Extract and list every line that contains the word "subtitle".

** START OF Entries shown **

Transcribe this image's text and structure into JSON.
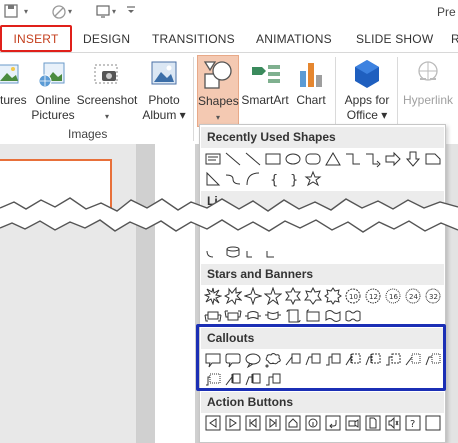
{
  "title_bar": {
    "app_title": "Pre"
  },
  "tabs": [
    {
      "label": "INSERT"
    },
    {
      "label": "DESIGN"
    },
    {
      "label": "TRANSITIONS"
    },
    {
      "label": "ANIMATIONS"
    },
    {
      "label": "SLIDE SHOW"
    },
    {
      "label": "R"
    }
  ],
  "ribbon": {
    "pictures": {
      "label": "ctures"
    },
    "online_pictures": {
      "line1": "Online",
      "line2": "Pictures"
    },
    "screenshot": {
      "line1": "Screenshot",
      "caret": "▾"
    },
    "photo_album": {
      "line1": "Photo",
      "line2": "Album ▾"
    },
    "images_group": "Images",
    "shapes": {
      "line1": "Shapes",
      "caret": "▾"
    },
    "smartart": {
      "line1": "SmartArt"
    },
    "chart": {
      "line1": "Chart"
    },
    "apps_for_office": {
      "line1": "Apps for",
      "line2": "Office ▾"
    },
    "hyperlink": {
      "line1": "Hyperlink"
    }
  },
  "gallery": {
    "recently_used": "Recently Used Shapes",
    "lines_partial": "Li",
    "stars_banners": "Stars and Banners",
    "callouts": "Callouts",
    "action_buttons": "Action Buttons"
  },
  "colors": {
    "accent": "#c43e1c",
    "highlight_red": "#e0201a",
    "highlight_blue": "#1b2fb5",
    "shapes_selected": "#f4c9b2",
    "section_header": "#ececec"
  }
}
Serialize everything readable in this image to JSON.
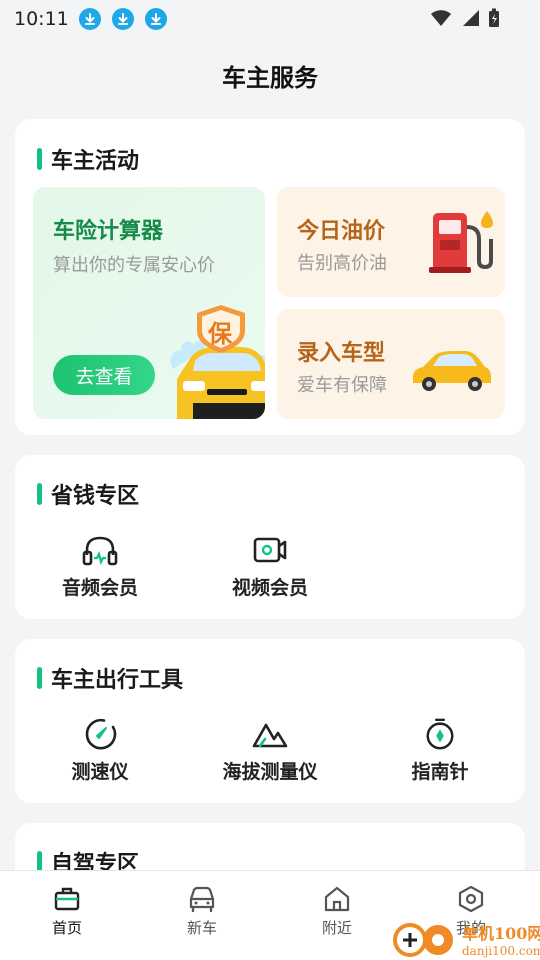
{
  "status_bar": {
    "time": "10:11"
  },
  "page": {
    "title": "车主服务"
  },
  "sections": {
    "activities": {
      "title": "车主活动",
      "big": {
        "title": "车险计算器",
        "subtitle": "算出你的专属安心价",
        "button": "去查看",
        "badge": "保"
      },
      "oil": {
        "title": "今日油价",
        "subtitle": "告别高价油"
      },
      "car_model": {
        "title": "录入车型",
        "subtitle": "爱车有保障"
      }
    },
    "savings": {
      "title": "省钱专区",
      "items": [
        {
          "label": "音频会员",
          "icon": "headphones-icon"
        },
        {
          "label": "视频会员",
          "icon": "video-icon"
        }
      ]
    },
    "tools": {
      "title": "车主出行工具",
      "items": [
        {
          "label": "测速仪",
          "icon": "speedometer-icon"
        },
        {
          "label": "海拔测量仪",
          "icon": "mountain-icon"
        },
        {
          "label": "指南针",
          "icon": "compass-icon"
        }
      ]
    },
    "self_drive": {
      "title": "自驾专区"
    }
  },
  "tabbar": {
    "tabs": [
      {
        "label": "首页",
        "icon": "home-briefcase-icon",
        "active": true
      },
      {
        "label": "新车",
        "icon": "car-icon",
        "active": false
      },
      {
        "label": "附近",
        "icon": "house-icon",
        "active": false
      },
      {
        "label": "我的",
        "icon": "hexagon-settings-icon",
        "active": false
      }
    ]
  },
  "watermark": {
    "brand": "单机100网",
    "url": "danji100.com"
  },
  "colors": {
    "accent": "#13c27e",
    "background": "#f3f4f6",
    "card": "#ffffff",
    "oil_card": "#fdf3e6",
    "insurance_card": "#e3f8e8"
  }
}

** END OF Entries shown **

## Exercise response
        "subtitle": "算出你的专属安心价",
        "subtitle": "告别高价油"
        "subtitle": "爱车有保障"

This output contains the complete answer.